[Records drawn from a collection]
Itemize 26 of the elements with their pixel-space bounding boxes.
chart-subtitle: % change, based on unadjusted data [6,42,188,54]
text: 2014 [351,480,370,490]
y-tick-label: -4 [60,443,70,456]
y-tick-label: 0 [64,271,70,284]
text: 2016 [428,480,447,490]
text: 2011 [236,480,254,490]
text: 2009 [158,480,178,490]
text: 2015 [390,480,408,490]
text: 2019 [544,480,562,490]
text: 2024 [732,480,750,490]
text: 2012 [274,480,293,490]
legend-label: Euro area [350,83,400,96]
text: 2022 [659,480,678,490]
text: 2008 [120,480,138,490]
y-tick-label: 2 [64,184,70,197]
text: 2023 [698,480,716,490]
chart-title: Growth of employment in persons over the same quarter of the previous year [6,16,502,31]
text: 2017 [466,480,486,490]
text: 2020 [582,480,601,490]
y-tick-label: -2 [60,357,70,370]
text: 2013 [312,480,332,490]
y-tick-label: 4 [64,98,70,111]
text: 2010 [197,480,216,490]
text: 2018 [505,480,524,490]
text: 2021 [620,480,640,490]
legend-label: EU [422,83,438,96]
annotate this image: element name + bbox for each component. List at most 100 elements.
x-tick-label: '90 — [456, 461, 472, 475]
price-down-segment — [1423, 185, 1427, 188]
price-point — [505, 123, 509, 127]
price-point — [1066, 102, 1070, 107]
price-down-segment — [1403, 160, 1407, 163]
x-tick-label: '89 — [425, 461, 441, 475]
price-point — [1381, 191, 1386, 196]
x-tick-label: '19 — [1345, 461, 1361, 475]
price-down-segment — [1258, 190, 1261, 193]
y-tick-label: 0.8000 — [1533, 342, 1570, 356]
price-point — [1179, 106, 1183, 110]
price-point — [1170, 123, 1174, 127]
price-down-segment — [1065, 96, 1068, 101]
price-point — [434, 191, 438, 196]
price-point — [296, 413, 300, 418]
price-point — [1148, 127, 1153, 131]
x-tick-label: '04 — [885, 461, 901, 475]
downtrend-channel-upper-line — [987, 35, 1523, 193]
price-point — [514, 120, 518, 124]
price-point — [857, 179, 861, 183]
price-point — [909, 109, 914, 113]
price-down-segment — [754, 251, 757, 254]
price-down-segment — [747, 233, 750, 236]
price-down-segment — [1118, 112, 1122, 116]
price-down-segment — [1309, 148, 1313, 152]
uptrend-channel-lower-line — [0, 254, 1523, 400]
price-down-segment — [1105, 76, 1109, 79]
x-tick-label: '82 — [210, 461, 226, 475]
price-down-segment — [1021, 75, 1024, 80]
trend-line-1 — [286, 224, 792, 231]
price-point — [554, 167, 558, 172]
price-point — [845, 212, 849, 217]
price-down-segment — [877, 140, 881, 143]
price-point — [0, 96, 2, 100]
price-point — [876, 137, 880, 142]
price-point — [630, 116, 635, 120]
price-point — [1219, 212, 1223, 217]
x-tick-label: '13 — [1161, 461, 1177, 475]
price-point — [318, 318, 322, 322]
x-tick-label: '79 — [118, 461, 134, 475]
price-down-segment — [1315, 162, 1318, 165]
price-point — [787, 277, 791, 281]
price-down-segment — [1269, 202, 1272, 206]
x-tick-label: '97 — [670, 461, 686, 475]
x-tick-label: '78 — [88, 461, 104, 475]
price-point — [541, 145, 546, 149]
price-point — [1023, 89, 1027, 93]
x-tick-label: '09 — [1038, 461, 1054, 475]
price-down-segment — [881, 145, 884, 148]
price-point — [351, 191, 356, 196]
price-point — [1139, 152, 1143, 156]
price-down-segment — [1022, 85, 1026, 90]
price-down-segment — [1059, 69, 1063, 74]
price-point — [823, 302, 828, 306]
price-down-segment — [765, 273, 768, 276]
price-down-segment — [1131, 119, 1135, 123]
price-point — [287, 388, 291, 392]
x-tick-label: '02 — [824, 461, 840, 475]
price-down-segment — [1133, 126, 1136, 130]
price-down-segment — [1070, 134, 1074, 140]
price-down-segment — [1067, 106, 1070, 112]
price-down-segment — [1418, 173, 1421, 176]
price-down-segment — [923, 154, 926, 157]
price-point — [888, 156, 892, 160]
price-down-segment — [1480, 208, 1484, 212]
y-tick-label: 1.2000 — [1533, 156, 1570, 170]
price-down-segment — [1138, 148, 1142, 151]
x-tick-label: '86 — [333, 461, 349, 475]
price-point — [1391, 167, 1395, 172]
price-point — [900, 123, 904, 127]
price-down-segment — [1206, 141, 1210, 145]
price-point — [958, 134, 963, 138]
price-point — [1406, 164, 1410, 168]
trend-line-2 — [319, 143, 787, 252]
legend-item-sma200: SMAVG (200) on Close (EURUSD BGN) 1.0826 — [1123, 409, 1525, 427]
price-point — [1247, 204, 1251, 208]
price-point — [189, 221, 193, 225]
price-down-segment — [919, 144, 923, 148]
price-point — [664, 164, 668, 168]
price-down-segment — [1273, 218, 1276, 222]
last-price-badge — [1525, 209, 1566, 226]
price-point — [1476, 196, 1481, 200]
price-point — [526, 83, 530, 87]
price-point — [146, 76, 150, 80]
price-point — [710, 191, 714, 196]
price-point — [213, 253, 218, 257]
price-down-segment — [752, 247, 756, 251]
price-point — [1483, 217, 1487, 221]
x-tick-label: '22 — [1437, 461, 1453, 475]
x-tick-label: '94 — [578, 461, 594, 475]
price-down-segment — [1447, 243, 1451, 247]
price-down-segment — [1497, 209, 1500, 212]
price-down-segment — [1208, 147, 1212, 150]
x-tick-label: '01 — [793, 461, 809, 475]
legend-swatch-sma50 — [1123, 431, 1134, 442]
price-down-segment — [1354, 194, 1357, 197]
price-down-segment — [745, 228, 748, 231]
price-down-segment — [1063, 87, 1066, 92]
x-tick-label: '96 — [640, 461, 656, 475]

_WHAT THE TASK REQUIRES_
Quote every item above verbatim, reproducing each line with no changes.

_SOLUTION_
Itemize 26 of the elements with their pixel-space bounding boxes.
chart-subtitle: % change, based on unadjusted data [6,42,188,54]
text: 2014 [351,480,370,490]
y-tick-label: -4 [60,443,70,456]
y-tick-label: 0 [64,271,70,284]
text: 2016 [428,480,447,490]
text: 2011 [236,480,254,490]
text: 2009 [158,480,178,490]
text: 2015 [390,480,408,490]
text: 2019 [544,480,562,490]
text: 2024 [732,480,750,490]
text: 2012 [274,480,293,490]
legend-label: Euro area [350,83,400,96]
text: 2022 [659,480,678,490]
text: 2008 [120,480,138,490]
y-tick-label: 2 [64,184,70,197]
text: 2023 [698,480,716,490]
chart-title: Growth of employment in persons over the same quarter of the previous year [6,16,502,31]
text: 2017 [466,480,486,490]
text: 2020 [582,480,601,490]
y-tick-label: -2 [60,357,70,370]
text: 2013 [312,480,332,490]
y-tick-label: 4 [64,98,70,111]
text: 2010 [197,480,216,490]
text: 2018 [505,480,524,490]
text: 2021 [620,480,640,490]
legend-label: EU [422,83,438,96]
annotate this image: element name + bbox for each component. List at most 100 elements.
x-tick-label: '90 — [456, 461, 472, 475]
price-down-segment — [1423, 185, 1427, 188]
price-point — [505, 123, 509, 127]
price-point — [1066, 102, 1070, 107]
price-down-segment — [1403, 160, 1407, 163]
x-tick-label: '89 — [425, 461, 441, 475]
price-point — [1381, 191, 1386, 196]
x-tick-label: '19 — [1345, 461, 1361, 475]
price-down-segment — [1258, 190, 1261, 193]
y-tick-label: 0.8000 — [1533, 342, 1570, 356]
price-point — [1179, 106, 1183, 110]
price-point — [1170, 123, 1174, 127]
price-down-segment — [1065, 96, 1068, 101]
price-point — [434, 191, 438, 196]
price-point — [296, 413, 300, 418]
price-point — [1148, 127, 1153, 131]
x-tick-label: '04 — [885, 461, 901, 475]
downtrend-channel-upper-line — [987, 35, 1523, 193]
price-point — [514, 120, 518, 124]
price-point — [857, 179, 861, 183]
price-point — [909, 109, 914, 113]
price-down-segment — [754, 251, 757, 254]
price-down-segment — [747, 233, 750, 236]
price-down-segment — [1118, 112, 1122, 116]
price-down-segment — [1309, 148, 1313, 152]
uptrend-channel-lower-line — [0, 254, 1523, 400]
price-down-segment — [1105, 76, 1109, 79]
x-tick-label: '82 — [210, 461, 226, 475]
price-down-segment — [1021, 75, 1024, 80]
trend-line-1 — [286, 224, 792, 231]
price-point — [554, 167, 558, 172]
price-point — [845, 212, 849, 217]
price-down-segment — [877, 140, 881, 143]
price-point — [0, 96, 2, 100]
price-point — [876, 137, 880, 142]
price-point — [630, 116, 635, 120]
price-point — [1219, 212, 1223, 217]
x-tick-label: '13 — [1161, 461, 1177, 475]
price-point — [318, 318, 322, 322]
x-tick-label: '79 — [118, 461, 134, 475]
price-down-segment — [1315, 162, 1318, 165]
price-point — [787, 277, 791, 281]
price-down-segment — [1269, 202, 1272, 206]
x-tick-label: '97 — [670, 461, 686, 475]
x-tick-label: '78 — [88, 461, 104, 475]
price-point — [541, 145, 546, 149]
price-point — [1023, 89, 1027, 93]
x-tick-label: '09 — [1038, 461, 1054, 475]
price-down-segment — [881, 145, 884, 148]
price-point — [351, 191, 356, 196]
price-point — [1139, 152, 1143, 156]
price-down-segment — [1022, 85, 1026, 90]
price-down-segment — [1059, 69, 1063, 74]
price-point — [823, 302, 828, 306]
price-down-segment — [765, 273, 768, 276]
price-down-segment — [1131, 119, 1135, 123]
price-point — [287, 388, 291, 392]
x-tick-label: '02 — [824, 461, 840, 475]
price-down-segment — [1133, 126, 1136, 130]
price-down-segment — [1070, 134, 1074, 140]
price-down-segment — [1067, 106, 1070, 112]
price-down-segment — [1418, 173, 1421, 176]
price-down-segment — [923, 154, 926, 157]
price-point — [888, 156, 892, 160]
price-down-segment — [1480, 208, 1484, 212]
y-tick-label: 1.2000 — [1533, 156, 1570, 170]
price-down-segment — [1138, 148, 1142, 151]
x-tick-label: '86 — [333, 461, 349, 475]
price-point — [1391, 167, 1395, 172]
price-point — [900, 123, 904, 127]
price-down-segment — [1206, 141, 1210, 145]
price-point — [958, 134, 963, 138]
price-point — [1406, 164, 1410, 168]
trend-line-2 — [319, 143, 787, 252]
legend-item-sma200: SMAVG (200) on Close (EURUSD BGN) 1.0826 — [1123, 409, 1525, 427]
price-point — [1247, 204, 1251, 208]
price-point — [189, 221, 193, 225]
price-down-segment — [919, 144, 923, 148]
price-point — [664, 164, 668, 168]
price-down-segment — [1273, 218, 1276, 222]
last-price-badge — [1525, 209, 1566, 226]
price-point — [1476, 196, 1481, 200]
price-point — [526, 83, 530, 87]
price-point — [146, 76, 150, 80]
price-point — [710, 191, 714, 196]
price-point — [213, 253, 218, 257]
price-down-segment — [752, 247, 756, 251]
price-point — [1483, 217, 1487, 221]
x-tick-label: '22 — [1437, 461, 1453, 475]
x-tick-label: '94 — [578, 461, 594, 475]
price-down-segment — [1447, 243, 1451, 247]
price-down-segment — [1497, 209, 1500, 212]
price-down-segment — [1208, 147, 1212, 150]
x-tick-label: '01 — [793, 461, 809, 475]
legend-swatch-sma50 — [1123, 431, 1134, 442]
price-down-segment — [1354, 194, 1357, 197]
price-down-segment — [745, 228, 748, 231]
price-down-segment — [1063, 87, 1066, 92]
x-tick-label: '96 — [640, 461, 656, 475]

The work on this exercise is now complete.